_What needs to be done_: Scan the listing that follows and report how many lines contain "this". Write the number alone.

_Records_:
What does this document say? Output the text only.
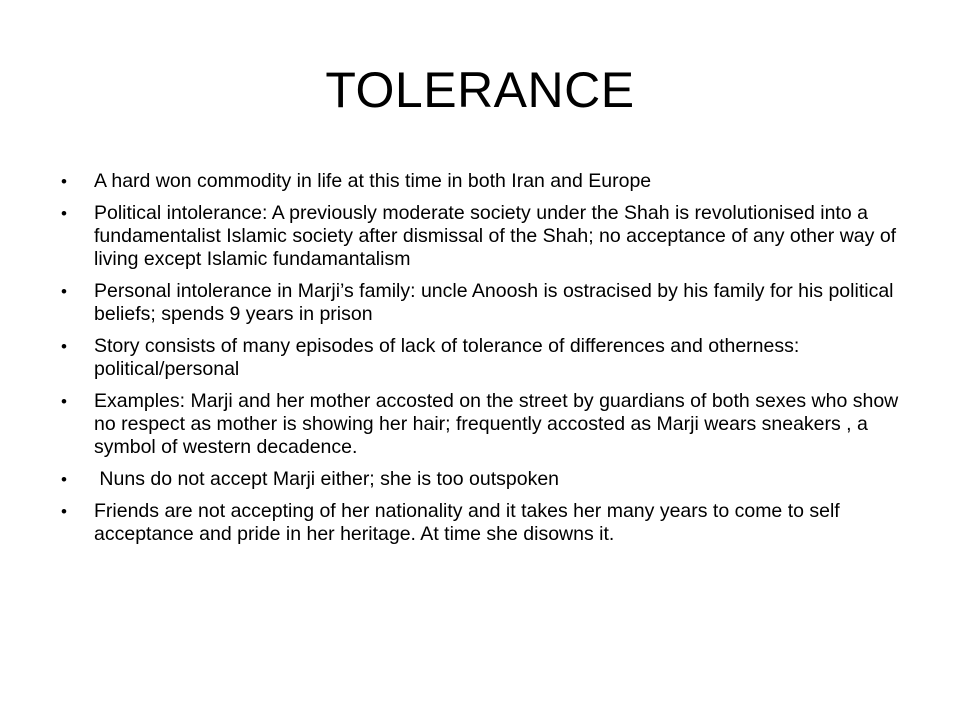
TOLERANCE
• A hard won commodity in life at this time in both Iran and Europe
• Political intolerance: A previously moderate society under the Shah is revolutionised into a fundamentalist Islamic society after dismissal of the Shah; no acceptance of any other way of living except Islamic fundamantalism
• Personal intolerance in Marji’s family: uncle Anoosh is ostracised by his family for his political beliefs; spends 9 years in prison
• Story consists of many episodes of lack of tolerance of differences and otherness: political/personal
• Examples: Marji and her mother accosted on the street by guardians of both sexes who show no respect as mother is showing her hair; frequently accosted as Marji wears sneakers , a symbol of western decadence.
• Nuns do not accept Marji either; she is too outspoken
• Friends are not accepting of her nationality and it takes her many years to come to self acceptance and pride in her heritage. At time she disowns it.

_Exercise output_: 2